_Extracted information:_
------------------------

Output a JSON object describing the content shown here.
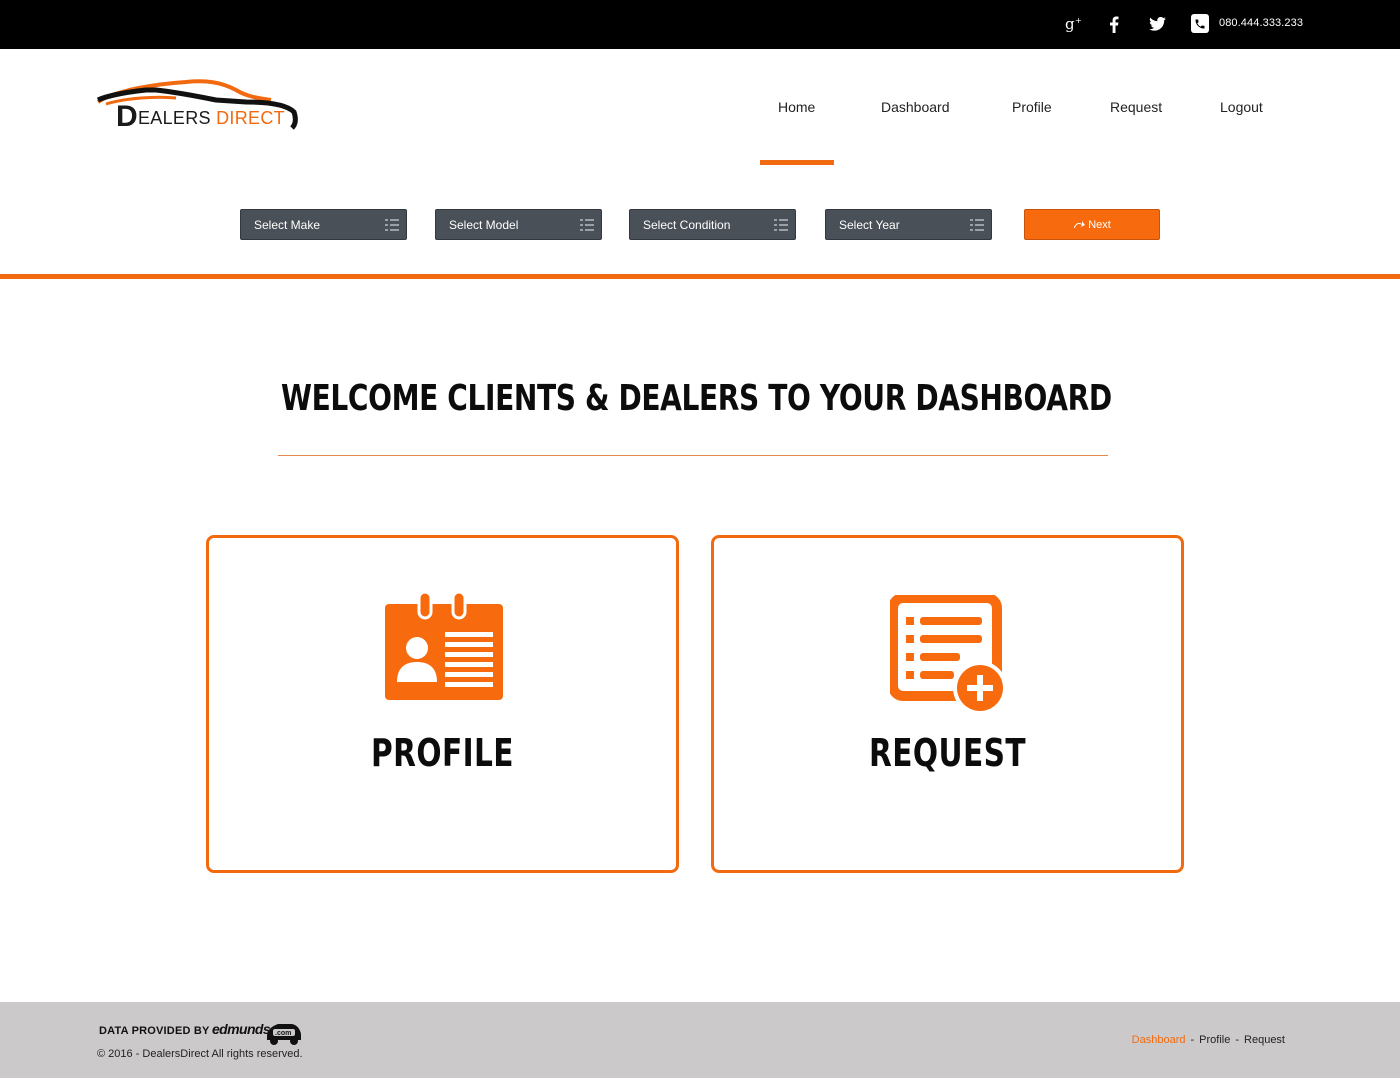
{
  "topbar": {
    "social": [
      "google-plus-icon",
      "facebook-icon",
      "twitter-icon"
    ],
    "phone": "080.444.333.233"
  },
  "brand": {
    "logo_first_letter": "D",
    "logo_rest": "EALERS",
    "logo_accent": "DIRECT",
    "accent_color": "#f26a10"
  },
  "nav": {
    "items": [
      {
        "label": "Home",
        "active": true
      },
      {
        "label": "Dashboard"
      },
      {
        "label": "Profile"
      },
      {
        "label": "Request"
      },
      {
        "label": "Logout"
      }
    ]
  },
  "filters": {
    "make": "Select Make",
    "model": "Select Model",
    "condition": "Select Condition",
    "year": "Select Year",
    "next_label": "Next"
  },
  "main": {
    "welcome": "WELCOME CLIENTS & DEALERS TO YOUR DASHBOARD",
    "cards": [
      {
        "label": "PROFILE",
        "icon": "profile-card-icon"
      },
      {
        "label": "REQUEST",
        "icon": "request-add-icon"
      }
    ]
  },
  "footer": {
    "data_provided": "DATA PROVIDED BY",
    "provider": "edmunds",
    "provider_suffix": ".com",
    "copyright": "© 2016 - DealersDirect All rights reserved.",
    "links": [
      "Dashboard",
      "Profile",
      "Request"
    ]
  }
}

------------------------

_Exercise brief:_ Write out every record above exactly as it stands, but leave out the pictures.

_Problem solution:_
Output a JSON object describing the content shown here.
{
  "topbar": {
    "social": [
      "google-plus-icon",
      "facebook-icon",
      "twitter-icon"
    ],
    "phone": "080.444.333.233"
  },
  "brand": {
    "logo_first_letter": "D",
    "logo_rest": "EALERS",
    "logo_accent": "DIRECT",
    "accent_color": "#f26a10"
  },
  "nav": {
    "items": [
      {
        "label": "Home",
        "active": true
      },
      {
        "label": "Dashboard"
      },
      {
        "label": "Profile"
      },
      {
        "label": "Request"
      },
      {
        "label": "Logout"
      }
    ]
  },
  "filters": {
    "make": "Select Make",
    "model": "Select Model",
    "condition": "Select Condition",
    "year": "Select Year",
    "next_label": "Next"
  },
  "main": {
    "welcome": "WELCOME CLIENTS & DEALERS TO YOUR DASHBOARD",
    "cards": [
      {
        "label": "PROFILE",
        "icon": "profile-card-icon"
      },
      {
        "label": "REQUEST",
        "icon": "request-add-icon"
      }
    ]
  },
  "footer": {
    "data_provided": "DATA PROVIDED BY",
    "provider": "edmunds",
    "provider_suffix": ".com",
    "copyright": "© 2016 - DealersDirect All rights reserved.",
    "links": [
      "Dashboard",
      "Profile",
      "Request"
    ]
  }
}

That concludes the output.